#### WHAT TO WORK ON
All the data below goes into the copy word for word, but the pictures don't.

----- INPUT ROWS -----

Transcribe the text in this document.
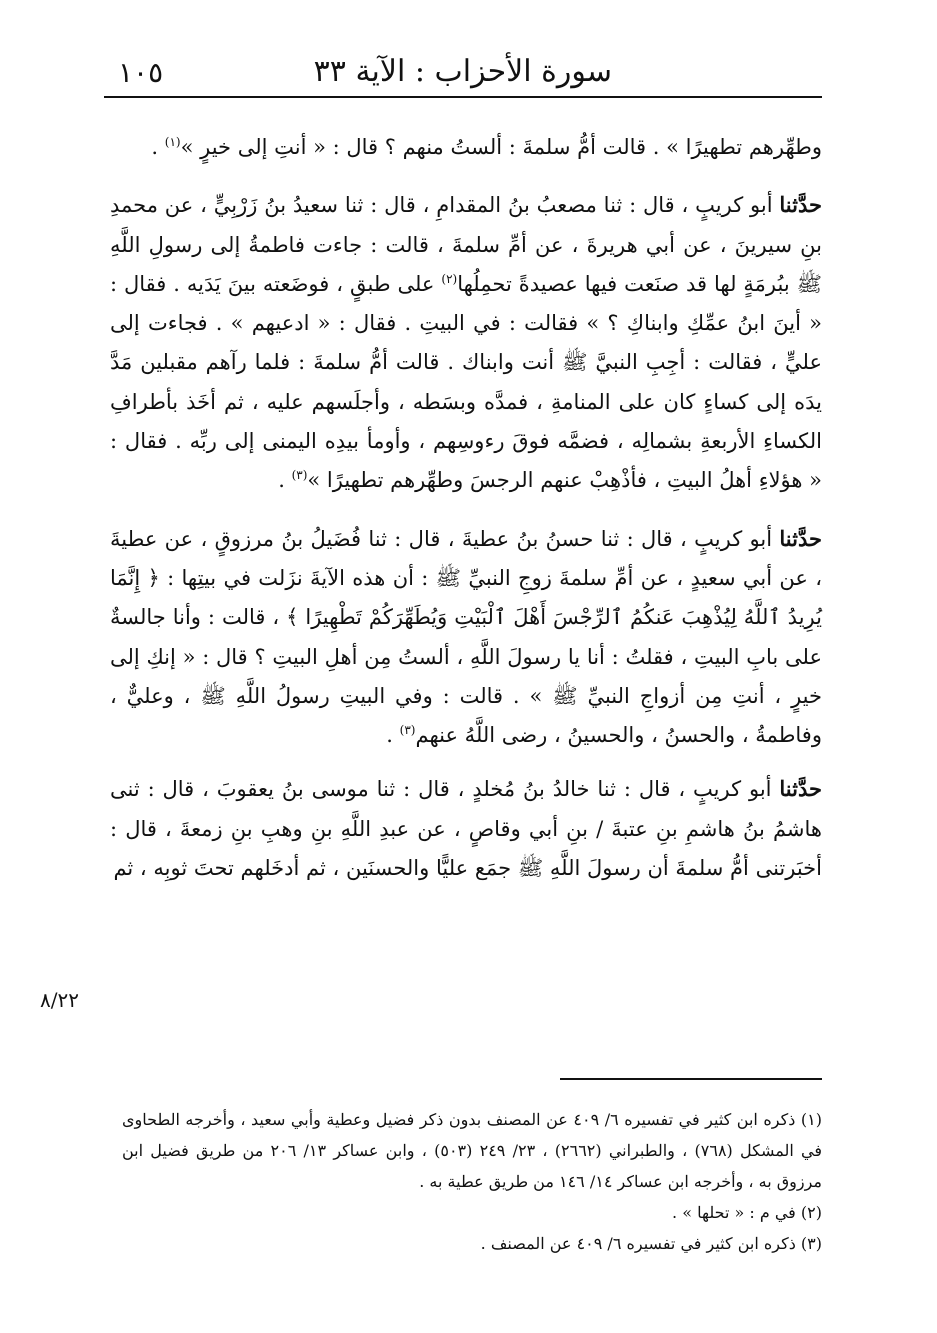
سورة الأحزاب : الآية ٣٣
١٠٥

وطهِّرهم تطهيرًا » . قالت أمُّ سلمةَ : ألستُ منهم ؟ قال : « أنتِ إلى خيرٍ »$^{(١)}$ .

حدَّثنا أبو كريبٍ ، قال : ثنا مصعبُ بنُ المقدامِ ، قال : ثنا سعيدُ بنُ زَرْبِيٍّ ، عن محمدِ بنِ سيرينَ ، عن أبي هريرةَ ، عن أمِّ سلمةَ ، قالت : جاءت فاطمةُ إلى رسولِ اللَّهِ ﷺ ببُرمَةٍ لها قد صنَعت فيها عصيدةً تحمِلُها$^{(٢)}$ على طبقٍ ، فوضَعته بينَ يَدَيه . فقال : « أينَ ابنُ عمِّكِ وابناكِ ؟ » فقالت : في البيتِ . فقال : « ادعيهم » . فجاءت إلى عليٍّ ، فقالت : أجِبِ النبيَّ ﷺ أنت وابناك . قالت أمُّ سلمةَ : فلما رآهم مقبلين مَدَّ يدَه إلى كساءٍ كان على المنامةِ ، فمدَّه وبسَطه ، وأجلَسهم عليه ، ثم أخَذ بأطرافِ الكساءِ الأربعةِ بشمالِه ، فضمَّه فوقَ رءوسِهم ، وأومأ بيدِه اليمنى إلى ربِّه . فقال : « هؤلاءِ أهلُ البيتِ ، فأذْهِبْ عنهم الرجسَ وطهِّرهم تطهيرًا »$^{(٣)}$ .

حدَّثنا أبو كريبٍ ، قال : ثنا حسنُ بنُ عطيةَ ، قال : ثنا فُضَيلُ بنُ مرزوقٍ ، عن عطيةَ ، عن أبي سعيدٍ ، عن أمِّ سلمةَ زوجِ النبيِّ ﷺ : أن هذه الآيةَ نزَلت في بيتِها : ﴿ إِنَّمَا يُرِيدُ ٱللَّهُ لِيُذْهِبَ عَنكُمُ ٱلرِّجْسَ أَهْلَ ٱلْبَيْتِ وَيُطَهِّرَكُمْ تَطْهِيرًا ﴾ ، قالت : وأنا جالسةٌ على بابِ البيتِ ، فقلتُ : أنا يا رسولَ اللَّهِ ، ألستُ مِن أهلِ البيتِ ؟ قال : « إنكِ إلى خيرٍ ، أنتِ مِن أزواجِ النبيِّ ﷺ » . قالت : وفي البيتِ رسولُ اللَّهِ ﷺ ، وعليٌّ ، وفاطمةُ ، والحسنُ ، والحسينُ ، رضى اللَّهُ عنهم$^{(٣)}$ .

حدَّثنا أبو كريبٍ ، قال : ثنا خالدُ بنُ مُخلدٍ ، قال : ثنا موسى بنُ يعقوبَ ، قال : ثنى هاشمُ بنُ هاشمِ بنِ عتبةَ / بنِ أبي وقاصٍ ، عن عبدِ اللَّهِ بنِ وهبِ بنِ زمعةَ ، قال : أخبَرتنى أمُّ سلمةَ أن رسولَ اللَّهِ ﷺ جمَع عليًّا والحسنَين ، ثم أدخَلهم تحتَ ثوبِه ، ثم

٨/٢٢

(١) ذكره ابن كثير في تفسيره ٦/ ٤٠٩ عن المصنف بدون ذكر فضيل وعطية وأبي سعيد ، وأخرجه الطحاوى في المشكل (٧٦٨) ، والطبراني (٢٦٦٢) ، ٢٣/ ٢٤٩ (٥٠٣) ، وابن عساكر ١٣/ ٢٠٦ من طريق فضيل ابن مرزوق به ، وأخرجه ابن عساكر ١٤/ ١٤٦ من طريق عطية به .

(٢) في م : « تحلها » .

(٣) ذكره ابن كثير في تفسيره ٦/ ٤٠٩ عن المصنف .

-----

#### TASK OUTPUT
Transcribe the text in this document.
سورة الأحزاب : الآية ٣٣
١٠٥

وطهِّرهم تطهيرًا » . قالت أمُّ سلمةَ : ألستُ منهم ؟ قال : « أنتِ إلى خيرٍ »$^{(١)}$ .

حدَّثنا أبو كريبٍ ، قال : ثنا مصعبُ بنُ المقدامِ ، قال : ثنا سعيدُ بنُ زَرْبِيٍّ ، عن محمدِ بنِ سيرينَ ، عن أبي هريرةَ ، عن أمِّ سلمةَ ، قالت : جاءت فاطمةُ إلى رسولِ اللَّهِ ﷺ ببُرمَةٍ لها قد صنَعت فيها عصيدةً تحمِلُها$^{(٢)}$ على طبقٍ ، فوضَعته بينَ يَدَيه . فقال : « أينَ ابنُ عمِّكِ وابناكِ ؟ » فقالت : في البيتِ . فقال : « ادعيهم » . فجاءت إلى عليٍّ ، فقالت : أجِبِ النبيَّ ﷺ أنت وابناك . قالت أمُّ سلمةَ : فلما رآهم مقبلين مَدَّ يدَه إلى كساءٍ كان على المنامةِ ، فمدَّه وبسَطه ، وأجلَسهم عليه ، ثم أخَذ بأطرافِ الكساءِ الأربعةِ بشمالِه ، فضمَّه فوقَ رءوسِهم ، وأومأ بيدِه اليمنى إلى ربِّه . فقال : « هؤلاءِ أهلُ البيتِ ، فأذْهِبْ عنهم الرجسَ وطهِّرهم تطهيرًا »$^{(٣)}$ .

حدَّثنا أبو كريبٍ ، قال : ثنا حسنُ بنُ عطيةَ ، قال : ثنا فُضَيلُ بنُ مرزوقٍ ، عن عطيةَ ، عن أبي سعيدٍ ، عن أمِّ سلمةَ زوجِ النبيِّ ﷺ : أن هذه الآيةَ نزَلت في بيتِها : ﴿ إِنَّمَا يُرِيدُ ٱللَّهُ لِيُذْهِبَ عَنكُمُ ٱلرِّجْسَ أَهْلَ ٱلْبَيْتِ وَيُطَهِّرَكُمْ تَطْهِيرًا ﴾ ، قالت : وأنا جالسةٌ على بابِ البيتِ ، فقلتُ : أنا يا رسولَ اللَّهِ ، ألستُ مِن أهلِ البيتِ ؟ قال : « إنكِ إلى خيرٍ ، أنتِ مِن أزواجِ النبيِّ ﷺ » . قالت : وفي البيتِ رسولُ اللَّهِ ﷺ ، وعليٌّ ، وفاطمةُ ، والحسنُ ، والحسينُ ، رضى اللَّهُ عنهم$^{(٣)}$ .

حدَّثنا أبو كريبٍ ، قال : ثنا خالدُ بنُ مُخلدٍ ، قال : ثنا موسى بنُ يعقوبَ ، قال : ثنى هاشمُ بنُ هاشمِ بنِ عتبةَ / بنِ أبي وقاصٍ ، عن عبدِ اللَّهِ بنِ وهبِ بنِ زمعةَ ، قال : أخبَرتنى أمُّ سلمةَ أن رسولَ اللَّهِ ﷺ جمَع عليًّا والحسنَين ، ثم أدخَلهم تحتَ ثوبِه ، ثم

٨/٢٢

(١) ذكره ابن كثير في تفسيره ٦/ ٤٠٩ عن المصنف بدون ذكر فضيل وعطية وأبي سعيد ، وأخرجه الطحاوى في المشكل (٧٦٨) ، والطبراني (٢٦٦٢) ، ٢٣/ ٢٤٩ (٥٠٣) ، وابن عساكر ١٣/ ٢٠٦ من طريق فضيل ابن مرزوق به ، وأخرجه ابن عساكر ١٤/ ١٤٦ من طريق عطية به .

(٢) في م : « تحلها » .

(٣) ذكره ابن كثير في تفسيره ٦/ ٤٠٩ عن المصنف .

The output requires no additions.